# Task description
Select all lines with the string "ввела" in them, and copy those lines.

#####

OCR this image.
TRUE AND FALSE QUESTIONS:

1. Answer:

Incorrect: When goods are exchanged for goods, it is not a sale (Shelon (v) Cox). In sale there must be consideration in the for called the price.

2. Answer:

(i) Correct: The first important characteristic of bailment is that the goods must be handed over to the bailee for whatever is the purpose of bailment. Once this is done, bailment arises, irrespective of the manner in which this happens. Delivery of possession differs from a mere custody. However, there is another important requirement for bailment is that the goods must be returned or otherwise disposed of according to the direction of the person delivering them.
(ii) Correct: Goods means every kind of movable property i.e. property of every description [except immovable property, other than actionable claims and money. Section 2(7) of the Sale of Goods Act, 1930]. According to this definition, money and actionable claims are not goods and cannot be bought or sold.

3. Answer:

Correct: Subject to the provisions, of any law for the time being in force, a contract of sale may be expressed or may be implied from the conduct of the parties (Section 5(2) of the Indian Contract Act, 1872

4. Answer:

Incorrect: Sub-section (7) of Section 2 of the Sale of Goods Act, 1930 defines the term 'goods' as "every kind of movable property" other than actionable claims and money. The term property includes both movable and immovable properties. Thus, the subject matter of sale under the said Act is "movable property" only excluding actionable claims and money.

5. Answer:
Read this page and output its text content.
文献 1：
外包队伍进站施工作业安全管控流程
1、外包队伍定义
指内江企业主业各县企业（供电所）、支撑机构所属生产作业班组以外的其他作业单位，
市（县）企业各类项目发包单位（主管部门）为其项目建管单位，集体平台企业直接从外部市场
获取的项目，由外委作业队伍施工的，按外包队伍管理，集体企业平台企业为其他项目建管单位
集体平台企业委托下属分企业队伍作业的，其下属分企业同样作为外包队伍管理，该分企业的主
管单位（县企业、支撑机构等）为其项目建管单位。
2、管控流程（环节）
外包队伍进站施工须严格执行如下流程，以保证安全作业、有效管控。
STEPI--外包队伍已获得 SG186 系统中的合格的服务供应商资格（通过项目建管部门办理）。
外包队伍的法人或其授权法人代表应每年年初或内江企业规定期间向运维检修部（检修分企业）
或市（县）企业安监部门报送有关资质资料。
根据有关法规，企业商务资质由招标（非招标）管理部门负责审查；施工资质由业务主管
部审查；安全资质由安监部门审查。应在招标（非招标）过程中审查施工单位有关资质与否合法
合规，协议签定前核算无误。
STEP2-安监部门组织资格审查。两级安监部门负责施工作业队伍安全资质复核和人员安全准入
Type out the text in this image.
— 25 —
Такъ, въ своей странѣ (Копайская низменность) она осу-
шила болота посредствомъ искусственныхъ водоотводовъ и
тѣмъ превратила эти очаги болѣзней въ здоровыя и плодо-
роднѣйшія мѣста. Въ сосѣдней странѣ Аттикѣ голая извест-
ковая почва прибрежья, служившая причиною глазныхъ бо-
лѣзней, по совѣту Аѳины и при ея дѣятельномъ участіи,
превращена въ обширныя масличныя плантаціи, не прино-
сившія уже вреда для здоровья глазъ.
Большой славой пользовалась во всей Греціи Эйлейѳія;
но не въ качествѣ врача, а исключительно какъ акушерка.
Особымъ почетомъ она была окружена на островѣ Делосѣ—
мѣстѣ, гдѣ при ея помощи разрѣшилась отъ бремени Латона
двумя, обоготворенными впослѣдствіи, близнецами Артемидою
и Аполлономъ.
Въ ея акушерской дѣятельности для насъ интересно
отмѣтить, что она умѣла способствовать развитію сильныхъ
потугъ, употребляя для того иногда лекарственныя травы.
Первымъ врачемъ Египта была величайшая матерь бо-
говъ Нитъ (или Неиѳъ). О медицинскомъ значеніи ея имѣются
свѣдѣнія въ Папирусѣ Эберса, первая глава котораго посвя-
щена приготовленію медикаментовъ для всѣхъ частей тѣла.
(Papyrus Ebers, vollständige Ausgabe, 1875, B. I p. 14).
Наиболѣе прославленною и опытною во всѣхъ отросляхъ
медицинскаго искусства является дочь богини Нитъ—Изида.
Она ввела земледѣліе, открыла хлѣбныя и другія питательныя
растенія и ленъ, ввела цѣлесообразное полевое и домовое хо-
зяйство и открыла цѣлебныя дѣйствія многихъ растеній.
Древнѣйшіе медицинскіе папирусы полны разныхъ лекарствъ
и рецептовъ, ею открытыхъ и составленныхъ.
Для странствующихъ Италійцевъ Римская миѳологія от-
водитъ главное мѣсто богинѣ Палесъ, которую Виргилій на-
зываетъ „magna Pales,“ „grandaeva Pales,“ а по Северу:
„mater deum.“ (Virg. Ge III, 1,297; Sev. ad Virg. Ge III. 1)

#####

# Written solution
Она ввела земледѣліе, открыла хлѣбныя и другія питательныя
растенія и ленъ, ввела цѣлесообразное полевое и домовое хо-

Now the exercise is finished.